Problem:
Retype the material in full, keeping every word the same.

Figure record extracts
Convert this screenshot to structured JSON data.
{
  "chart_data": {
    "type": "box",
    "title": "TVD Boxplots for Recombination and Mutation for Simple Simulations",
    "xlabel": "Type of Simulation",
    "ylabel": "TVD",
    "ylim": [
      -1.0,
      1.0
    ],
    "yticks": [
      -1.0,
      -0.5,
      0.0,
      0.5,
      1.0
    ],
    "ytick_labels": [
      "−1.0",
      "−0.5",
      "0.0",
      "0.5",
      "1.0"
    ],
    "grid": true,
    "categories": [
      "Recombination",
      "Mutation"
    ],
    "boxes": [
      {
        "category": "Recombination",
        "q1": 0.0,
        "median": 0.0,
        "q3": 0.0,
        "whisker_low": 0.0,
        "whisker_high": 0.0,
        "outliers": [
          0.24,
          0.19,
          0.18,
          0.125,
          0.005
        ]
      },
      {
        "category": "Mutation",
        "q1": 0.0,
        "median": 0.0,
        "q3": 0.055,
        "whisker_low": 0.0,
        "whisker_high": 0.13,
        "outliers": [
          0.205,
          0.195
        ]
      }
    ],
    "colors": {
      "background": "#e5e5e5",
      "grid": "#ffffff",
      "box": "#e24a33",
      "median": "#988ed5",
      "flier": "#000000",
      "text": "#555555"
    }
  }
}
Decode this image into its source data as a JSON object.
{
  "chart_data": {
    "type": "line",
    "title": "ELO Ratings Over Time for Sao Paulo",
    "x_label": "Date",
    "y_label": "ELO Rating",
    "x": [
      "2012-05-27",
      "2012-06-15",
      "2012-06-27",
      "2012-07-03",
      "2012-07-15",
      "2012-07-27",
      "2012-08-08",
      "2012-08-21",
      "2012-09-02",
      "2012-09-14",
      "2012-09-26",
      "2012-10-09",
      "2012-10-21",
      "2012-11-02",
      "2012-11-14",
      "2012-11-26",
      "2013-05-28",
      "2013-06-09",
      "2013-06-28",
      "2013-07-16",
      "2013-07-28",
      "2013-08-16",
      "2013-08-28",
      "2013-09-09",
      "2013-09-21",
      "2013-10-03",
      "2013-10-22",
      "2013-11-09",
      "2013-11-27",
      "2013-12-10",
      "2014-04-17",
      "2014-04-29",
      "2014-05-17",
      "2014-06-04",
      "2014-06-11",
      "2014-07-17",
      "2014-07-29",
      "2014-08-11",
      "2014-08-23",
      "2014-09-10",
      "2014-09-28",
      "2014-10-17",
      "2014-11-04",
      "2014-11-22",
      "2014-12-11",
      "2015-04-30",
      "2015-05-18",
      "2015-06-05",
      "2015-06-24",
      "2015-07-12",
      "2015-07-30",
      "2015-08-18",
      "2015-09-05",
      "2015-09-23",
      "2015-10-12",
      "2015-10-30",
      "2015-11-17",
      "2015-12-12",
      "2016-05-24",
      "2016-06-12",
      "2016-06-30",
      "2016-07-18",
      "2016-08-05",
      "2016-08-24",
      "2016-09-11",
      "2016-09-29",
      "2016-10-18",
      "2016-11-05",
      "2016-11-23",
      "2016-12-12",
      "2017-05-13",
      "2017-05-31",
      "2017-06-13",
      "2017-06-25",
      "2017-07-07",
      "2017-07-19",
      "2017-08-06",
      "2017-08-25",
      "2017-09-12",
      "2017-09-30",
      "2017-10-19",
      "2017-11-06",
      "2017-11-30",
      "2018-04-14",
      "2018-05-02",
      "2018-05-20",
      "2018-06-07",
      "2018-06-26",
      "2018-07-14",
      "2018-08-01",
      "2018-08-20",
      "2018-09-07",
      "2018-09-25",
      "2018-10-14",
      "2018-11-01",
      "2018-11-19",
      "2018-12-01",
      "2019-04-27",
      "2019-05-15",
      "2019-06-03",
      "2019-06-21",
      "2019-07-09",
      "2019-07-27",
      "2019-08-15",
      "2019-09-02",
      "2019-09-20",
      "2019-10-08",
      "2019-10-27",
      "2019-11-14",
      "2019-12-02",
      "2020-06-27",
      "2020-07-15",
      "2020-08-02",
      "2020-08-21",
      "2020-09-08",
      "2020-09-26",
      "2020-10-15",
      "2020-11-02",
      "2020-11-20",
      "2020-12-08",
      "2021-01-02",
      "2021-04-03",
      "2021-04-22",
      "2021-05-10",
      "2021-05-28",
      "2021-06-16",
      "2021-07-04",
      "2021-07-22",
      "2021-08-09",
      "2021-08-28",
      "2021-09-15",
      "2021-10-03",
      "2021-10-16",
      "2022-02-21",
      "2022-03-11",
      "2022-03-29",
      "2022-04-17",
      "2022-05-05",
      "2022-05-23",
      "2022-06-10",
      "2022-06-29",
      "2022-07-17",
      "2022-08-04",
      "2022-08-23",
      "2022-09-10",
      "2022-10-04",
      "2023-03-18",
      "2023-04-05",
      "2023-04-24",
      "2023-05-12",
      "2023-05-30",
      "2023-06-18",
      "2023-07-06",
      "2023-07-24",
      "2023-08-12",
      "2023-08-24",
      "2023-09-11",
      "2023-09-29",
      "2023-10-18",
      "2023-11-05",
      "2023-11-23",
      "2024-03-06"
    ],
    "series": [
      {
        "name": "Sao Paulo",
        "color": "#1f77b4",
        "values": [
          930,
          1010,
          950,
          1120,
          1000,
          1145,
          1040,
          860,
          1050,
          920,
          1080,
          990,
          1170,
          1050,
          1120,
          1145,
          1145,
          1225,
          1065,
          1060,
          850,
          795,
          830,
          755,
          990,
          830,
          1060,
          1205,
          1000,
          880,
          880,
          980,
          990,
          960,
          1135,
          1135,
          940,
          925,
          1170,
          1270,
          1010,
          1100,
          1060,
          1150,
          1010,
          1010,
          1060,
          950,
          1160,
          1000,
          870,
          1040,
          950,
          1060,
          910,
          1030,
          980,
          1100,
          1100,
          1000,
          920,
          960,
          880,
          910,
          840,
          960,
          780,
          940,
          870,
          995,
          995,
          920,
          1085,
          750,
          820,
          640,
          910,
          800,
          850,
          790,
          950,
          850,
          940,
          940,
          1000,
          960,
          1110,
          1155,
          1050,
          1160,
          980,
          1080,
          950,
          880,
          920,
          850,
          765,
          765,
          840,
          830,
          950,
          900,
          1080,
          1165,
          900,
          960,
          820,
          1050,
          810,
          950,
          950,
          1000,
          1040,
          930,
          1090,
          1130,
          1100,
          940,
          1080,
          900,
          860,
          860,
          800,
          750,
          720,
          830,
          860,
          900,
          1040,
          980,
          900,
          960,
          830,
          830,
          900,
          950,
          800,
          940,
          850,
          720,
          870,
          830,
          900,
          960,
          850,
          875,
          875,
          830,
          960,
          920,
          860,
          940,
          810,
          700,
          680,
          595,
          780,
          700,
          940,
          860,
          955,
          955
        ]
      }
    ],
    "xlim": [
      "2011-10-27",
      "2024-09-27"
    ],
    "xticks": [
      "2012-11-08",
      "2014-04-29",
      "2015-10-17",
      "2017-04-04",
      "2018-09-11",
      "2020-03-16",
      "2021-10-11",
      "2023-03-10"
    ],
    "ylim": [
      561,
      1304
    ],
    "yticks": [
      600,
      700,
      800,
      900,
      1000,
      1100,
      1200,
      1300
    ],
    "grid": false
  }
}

Response to the task:
Convert this screenshot to structured JSON data.
{
  "chart_data": {
    "type": "box",
    "title": "TVD Boxplots for Recombination and Mutation for Simple Simulations",
    "xlabel": "Type of Simulation",
    "ylabel": "TVD",
    "ylim": [
      -1.0,
      1.0
    ],
    "yticks": [
      -1.0,
      -0.5,
      0.0,
      0.5,
      1.0
    ],
    "ytick_labels": [
      "−1.0",
      "−0.5",
      "0.0",
      "0.5",
      "1.0"
    ],
    "grid": true,
    "categories": [
      "Recombination",
      "Mutation"
    ],
    "boxes": [
      {
        "category": "Recombination",
        "q1": 0.0,
        "median": 0.0,
        "q3": 0.0,
        "whisker_low": 0.0,
        "whisker_high": 0.0,
        "outliers": [
          0.24,
          0.19,
          0.18,
          0.125,
          0.005
        ]
      },
      {
        "category": "Mutation",
        "q1": 0.0,
        "median": 0.0,
        "q3": 0.055,
        "whisker_low": 0.0,
        "whisker_high": 0.13,
        "outliers": [
          0.205,
          0.195
        ]
      }
    ],
    "colors": {
      "background": "#e5e5e5",
      "grid": "#ffffff",
      "box": "#e24a33",
      "median": "#988ed5",
      "flier": "#000000",
      "text": "#555555"
    }
  }
}
Decode this image into its source data as a JSON object.
{
  "chart_data": {
    "type": "line",
    "title": "ELO Ratings Over Time for Sao Paulo",
    "x_label": "Date",
    "y_label": "ELO Rating",
    "x": [
      "2012-05-27",
      "2012-06-15",
      "2012-06-27",
      "2012-07-03",
      "2012-07-15",
      "2012-07-27",
      "2012-08-08",
      "2012-08-21",
      "2012-09-02",
      "2012-09-14",
      "2012-09-26",
      "2012-10-09",
      "2012-10-21",
      "2012-11-02",
      "2012-11-14",
      "2012-11-26",
      "2013-05-28",
      "2013-06-09",
      "2013-06-28",
      "2013-07-16",
      "2013-07-28",
      "2013-08-16",
      "2013-08-28",
      "2013-09-09",
      "2013-09-21",
      "2013-10-03",
      "2013-10-22",
      "2013-11-09",
      "2013-11-27",
      "2013-12-10",
      "2014-04-17",
      "2014-04-29",
      "2014-05-17",
      "2014-06-04",
      "2014-06-11",
      "2014-07-17",
      "2014-07-29",
      "2014-08-11",
      "2014-08-23",
      "2014-09-10",
      "2014-09-28",
      "2014-10-17",
      "2014-11-04",
      "2014-11-22",
      "2014-12-11",
      "2015-04-30",
      "2015-05-18",
      "2015-06-05",
      "2015-06-24",
      "2015-07-12",
      "2015-07-30",
      "2015-08-18",
      "2015-09-05",
      "2015-09-23",
      "2015-10-12",
      "2015-10-30",
      "2015-11-17",
      "2015-12-12",
      "2016-05-24",
      "2016-06-12",
      "2016-06-30",
      "2016-07-18",
      "2016-08-05",
      "2016-08-24",
      "2016-09-11",
      "2016-09-29",
      "2016-10-18",
      "2016-11-05",
      "2016-11-23",
      "2016-12-12",
      "2017-05-13",
      "2017-05-31",
      "2017-06-13",
      "2017-06-25",
      "2017-07-07",
      "2017-07-19",
      "2017-08-06",
      "2017-08-25",
      "2017-09-12",
      "2017-09-30",
      "2017-10-19",
      "2017-11-06",
      "2017-11-30",
      "2018-04-14",
      "2018-05-02",
      "2018-05-20",
      "2018-06-07",
      "2018-06-26",
      "2018-07-14",
      "2018-08-01",
      "2018-08-20",
      "2018-09-07",
      "2018-09-25",
      "2018-10-14",
      "2018-11-01",
      "2018-11-19",
      "2018-12-01",
      "2019-04-27",
      "2019-05-15",
      "2019-06-03",
      "2019-06-21",
      "2019-07-09",
      "2019-07-27",
      "2019-08-15",
      "2019-09-02",
      "2019-09-20",
      "2019-10-08",
      "2019-10-27",
      "2019-11-14",
      "2019-12-02",
      "2020-06-27",
      "2020-07-15",
      "2020-08-02",
      "2020-08-21",
      "2020-09-08",
      "2020-09-26",
      "2020-10-15",
      "2020-11-02",
      "2020-11-20",
      "2020-12-08",
      "2021-01-02",
      "2021-04-03",
      "2021-04-22",
      "2021-05-10",
      "2021-05-28",
      "2021-06-16",
      "2021-07-04",
      "2021-07-22",
      "2021-08-09",
      "2021-08-28",
      "2021-09-15",
      "2021-10-03",
      "2021-10-16",
      "2022-02-21",
      "2022-03-11",
      "2022-03-29",
      "2022-04-17",
      "2022-05-05",
      "2022-05-23",
      "2022-06-10",
      "2022-06-29",
      "2022-07-17",
      "2022-08-04",
      "2022-08-23",
      "2022-09-10",
      "2022-10-04",
      "2023-03-18",
      "2023-04-05",
      "2023-04-24",
      "2023-05-12",
      "2023-05-30",
      "2023-06-18",
      "2023-07-06",
      "2023-07-24",
      "2023-08-12",
      "2023-08-24",
      "2023-09-11",
      "2023-09-29",
      "2023-10-18",
      "2023-11-05",
      "2023-11-23",
      "2024-03-06"
    ],
    "series": [
      {
        "name": "Sao Paulo",
        "color": "#1f77b4",
        "values": [
          930,
          1010,
          950,
          1120,
          1000,
          1145,
          1040,
          860,
          1050,
          920,
          1080,
          990,
          1170,
          1050,
          1120,
          1145,
          1145,
          1225,
          1065,
          1060,
          850,
          795,
          830,
          755,
          990,
          830,
          1060,
          1205,
          1000,
          880,
          880,
          980,
          990,
          960,
          1135,
          1135,
          940,
          925,
          1170,
          1270,
          1010,
          1100,
          1060,
          1150,
          1010,
          1010,
          1060,
          950,
          1160,
          1000,
          870,
          1040,
          950,
          1060,
          910,
          1030,
          980,
          1100,
          1100,
          1000,
          920,
          960,
          880,
          910,
          840,
          960,
          780,
          940,
          870,
          995,
          995,
          920,
          1085,
          750,
          820,
          640,
          910,
          800,
          850,
          790,
          950,
          850,
          940,
          940,
          1000,
          960,
          1110,
          1155,
          1050,
          1160,
          980,
          1080,
          950,
          880,
          920,
          850,
          765,
          765,
          840,
          830,
          950,
          900,
          1080,
          1165,
          900,
          960,
          820,
          1050,
          810,
          950,
          950,
          1000,
          1040,
          930,
          1090,
          1130,
          1100,
          940,
          1080,
          900,
          860,
          860,
          800,
          750,
          720,
          830,
          860,
          900,
          1040,
          980,
          900,
          960,
          830,
          830,
          900,
          950,
          800,
          940,
          850,
          720,
          870,
          830,
          900,
          960,
          850,
          875,
          875,
          830,
          960,
          920,
          860,
          940,
          810,
          700,
          680,
          595,
          780,
          700,
          940,
          860,
          955,
          955
        ]
      }
    ],
    "xlim": [
      "2011-10-27",
      "2024-09-27"
    ],
    "xticks": [
      "2012-11-08",
      "2014-04-29",
      "2015-10-17",
      "2017-04-04",
      "2018-09-11",
      "2020-03-16",
      "2021-10-11",
      "2023-03-10"
    ],
    "ylim": [
      561,
      1304
    ],
    "yticks": [
      600,
      700,
      800,
      900,
      1000,
      1100,
      1200,
      1300
    ],
    "grid": false
  }
}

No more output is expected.